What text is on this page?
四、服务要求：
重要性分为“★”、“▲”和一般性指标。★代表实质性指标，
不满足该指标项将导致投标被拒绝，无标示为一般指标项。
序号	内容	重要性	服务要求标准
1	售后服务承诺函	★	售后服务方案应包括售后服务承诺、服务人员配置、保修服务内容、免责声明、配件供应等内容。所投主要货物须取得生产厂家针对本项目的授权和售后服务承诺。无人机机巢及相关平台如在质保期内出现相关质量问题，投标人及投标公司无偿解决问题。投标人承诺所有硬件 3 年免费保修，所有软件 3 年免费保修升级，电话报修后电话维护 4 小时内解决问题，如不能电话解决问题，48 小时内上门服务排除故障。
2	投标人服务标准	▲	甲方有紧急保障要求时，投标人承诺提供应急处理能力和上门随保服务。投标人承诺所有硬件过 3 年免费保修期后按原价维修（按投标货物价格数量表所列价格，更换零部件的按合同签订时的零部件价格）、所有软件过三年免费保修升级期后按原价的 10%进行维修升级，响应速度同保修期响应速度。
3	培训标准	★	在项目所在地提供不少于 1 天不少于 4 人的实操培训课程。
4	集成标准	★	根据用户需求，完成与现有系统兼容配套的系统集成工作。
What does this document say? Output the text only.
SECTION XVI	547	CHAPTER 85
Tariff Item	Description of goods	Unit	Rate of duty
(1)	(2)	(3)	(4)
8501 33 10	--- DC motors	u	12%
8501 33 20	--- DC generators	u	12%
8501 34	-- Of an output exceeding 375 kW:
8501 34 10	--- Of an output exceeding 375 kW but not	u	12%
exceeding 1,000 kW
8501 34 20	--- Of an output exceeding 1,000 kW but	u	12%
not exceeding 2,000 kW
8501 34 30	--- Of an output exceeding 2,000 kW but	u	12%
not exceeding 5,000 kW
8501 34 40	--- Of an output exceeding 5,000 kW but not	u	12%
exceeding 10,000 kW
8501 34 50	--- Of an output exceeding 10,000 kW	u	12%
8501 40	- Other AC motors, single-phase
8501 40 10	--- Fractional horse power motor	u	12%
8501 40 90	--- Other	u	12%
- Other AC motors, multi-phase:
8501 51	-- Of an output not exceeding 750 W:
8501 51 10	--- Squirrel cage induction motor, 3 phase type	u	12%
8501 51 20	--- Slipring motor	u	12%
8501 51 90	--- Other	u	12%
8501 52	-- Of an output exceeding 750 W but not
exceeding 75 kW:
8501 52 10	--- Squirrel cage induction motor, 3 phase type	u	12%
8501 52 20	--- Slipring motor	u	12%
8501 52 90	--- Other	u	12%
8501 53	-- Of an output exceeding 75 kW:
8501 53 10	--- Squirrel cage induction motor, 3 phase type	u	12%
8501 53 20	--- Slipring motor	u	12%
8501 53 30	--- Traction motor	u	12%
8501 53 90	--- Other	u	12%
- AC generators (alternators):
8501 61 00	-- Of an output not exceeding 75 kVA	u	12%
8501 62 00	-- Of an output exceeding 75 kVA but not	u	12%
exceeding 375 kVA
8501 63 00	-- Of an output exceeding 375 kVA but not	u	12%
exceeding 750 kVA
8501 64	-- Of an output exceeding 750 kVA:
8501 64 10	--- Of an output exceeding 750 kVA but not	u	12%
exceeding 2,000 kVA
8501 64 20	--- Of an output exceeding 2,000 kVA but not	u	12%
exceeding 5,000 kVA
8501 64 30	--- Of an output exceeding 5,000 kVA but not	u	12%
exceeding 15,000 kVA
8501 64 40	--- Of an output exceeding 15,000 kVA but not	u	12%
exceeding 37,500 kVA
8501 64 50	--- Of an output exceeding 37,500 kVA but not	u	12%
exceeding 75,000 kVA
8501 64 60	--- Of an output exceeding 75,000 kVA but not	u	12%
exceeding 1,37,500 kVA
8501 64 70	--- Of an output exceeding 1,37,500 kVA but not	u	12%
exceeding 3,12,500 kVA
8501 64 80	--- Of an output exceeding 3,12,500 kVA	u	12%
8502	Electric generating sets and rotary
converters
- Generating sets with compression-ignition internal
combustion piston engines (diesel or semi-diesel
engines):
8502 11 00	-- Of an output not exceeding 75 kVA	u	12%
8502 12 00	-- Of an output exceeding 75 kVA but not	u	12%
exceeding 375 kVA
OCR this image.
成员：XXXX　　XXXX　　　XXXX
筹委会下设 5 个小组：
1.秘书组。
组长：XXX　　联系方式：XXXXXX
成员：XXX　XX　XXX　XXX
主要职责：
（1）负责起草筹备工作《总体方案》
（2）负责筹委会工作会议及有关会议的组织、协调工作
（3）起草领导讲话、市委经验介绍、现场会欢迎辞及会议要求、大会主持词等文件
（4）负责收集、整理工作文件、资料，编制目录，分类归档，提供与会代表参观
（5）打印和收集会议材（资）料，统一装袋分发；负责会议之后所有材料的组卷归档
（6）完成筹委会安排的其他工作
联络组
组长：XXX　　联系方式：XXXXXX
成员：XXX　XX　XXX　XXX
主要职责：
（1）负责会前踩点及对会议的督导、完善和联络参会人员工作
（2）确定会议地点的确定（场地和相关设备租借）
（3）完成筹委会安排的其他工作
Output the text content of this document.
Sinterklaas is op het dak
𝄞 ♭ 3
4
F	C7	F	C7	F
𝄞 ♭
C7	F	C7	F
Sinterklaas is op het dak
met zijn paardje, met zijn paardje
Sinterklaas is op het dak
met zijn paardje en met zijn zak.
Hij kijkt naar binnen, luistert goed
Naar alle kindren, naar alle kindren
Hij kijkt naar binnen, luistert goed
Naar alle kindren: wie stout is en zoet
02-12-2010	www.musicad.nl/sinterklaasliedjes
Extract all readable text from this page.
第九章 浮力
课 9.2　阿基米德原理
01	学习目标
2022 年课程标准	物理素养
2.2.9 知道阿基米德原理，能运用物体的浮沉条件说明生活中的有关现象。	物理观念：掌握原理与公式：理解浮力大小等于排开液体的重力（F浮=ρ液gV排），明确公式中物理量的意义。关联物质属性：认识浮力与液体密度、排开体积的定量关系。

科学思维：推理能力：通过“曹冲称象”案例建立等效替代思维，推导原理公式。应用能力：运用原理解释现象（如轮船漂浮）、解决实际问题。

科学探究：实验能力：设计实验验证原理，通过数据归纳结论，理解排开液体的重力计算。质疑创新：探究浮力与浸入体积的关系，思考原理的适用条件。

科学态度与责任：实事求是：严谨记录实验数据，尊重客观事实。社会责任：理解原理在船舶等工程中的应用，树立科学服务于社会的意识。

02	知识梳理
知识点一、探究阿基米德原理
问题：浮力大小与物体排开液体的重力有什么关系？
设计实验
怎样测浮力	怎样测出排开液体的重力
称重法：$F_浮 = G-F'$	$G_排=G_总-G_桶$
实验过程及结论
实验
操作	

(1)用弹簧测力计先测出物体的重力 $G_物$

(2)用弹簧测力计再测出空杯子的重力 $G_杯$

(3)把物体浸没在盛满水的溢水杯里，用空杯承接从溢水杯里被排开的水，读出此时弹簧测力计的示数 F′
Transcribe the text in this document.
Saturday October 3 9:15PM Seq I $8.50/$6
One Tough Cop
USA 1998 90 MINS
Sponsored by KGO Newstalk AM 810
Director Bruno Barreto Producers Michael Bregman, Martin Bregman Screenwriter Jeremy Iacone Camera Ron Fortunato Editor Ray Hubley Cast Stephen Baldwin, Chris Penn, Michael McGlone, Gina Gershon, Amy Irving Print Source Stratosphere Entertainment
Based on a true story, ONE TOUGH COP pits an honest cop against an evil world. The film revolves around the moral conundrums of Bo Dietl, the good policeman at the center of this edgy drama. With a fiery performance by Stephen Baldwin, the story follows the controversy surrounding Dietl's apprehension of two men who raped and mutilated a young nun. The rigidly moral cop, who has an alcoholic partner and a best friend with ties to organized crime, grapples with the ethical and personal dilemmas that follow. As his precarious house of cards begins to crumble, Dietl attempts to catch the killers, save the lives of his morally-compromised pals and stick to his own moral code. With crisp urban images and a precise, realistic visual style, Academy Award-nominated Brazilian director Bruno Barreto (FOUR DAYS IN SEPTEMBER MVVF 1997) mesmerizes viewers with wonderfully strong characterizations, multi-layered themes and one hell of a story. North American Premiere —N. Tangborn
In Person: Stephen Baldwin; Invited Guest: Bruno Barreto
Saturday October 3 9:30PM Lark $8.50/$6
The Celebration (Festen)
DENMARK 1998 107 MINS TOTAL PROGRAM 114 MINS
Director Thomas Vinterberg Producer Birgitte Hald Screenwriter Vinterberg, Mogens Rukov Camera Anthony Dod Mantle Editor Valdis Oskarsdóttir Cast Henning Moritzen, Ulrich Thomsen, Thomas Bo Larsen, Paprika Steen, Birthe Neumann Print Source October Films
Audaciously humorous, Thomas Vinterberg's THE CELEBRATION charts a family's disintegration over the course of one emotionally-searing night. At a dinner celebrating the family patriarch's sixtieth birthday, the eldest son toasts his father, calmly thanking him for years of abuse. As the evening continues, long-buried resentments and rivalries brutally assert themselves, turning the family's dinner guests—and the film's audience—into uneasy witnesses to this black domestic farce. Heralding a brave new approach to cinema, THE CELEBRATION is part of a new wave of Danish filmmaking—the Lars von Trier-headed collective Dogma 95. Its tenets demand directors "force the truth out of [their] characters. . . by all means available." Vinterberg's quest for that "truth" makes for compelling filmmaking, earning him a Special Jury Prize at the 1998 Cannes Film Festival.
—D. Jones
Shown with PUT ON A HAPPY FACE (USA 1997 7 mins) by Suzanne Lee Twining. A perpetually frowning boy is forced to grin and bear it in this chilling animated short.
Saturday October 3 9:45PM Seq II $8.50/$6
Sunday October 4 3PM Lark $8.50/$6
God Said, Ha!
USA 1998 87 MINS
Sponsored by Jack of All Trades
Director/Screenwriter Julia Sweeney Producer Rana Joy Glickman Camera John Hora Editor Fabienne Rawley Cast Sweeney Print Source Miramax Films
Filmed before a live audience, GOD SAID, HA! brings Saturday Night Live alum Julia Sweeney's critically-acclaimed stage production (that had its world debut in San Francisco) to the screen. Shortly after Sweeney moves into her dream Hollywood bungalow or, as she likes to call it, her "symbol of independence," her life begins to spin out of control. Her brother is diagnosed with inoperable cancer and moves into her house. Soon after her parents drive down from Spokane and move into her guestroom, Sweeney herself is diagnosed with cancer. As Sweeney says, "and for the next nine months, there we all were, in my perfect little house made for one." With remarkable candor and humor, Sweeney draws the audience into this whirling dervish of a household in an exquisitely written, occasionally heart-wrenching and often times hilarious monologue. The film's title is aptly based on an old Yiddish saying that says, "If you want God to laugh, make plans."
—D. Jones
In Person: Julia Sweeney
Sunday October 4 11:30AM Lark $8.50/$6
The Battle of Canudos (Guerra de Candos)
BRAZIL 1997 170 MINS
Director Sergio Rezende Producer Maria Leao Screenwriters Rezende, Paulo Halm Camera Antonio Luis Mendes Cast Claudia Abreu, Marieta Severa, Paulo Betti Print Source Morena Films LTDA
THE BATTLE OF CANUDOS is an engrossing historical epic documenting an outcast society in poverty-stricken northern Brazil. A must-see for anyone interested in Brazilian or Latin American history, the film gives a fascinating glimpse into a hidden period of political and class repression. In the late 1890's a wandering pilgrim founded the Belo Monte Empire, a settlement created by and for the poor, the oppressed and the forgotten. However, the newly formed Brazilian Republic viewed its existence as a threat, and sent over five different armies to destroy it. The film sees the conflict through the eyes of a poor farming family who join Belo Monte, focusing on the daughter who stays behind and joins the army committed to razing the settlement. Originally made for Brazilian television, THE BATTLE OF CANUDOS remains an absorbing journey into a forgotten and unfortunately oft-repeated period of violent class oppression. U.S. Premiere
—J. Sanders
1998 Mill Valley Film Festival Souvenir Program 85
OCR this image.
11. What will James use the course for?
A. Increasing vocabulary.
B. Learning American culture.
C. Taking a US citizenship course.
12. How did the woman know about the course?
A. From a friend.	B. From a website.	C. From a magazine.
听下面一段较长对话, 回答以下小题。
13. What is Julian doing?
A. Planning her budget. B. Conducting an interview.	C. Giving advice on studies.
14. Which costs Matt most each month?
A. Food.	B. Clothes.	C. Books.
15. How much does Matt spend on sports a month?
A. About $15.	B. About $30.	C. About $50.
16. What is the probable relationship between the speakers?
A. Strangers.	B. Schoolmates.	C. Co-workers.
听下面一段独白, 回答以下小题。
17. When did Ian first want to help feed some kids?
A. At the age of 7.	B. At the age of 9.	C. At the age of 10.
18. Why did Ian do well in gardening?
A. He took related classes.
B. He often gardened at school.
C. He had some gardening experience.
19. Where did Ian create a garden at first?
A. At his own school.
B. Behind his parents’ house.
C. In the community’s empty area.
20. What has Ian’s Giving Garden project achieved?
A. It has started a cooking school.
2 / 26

Requirements |
Find the lines with the string "Giving" and reproduce them.

Final result |
A. Planning her budget. B. Conducting an interview.	C. Giving advice on studies.
20. What has Ian’s Giving Garden project achieved?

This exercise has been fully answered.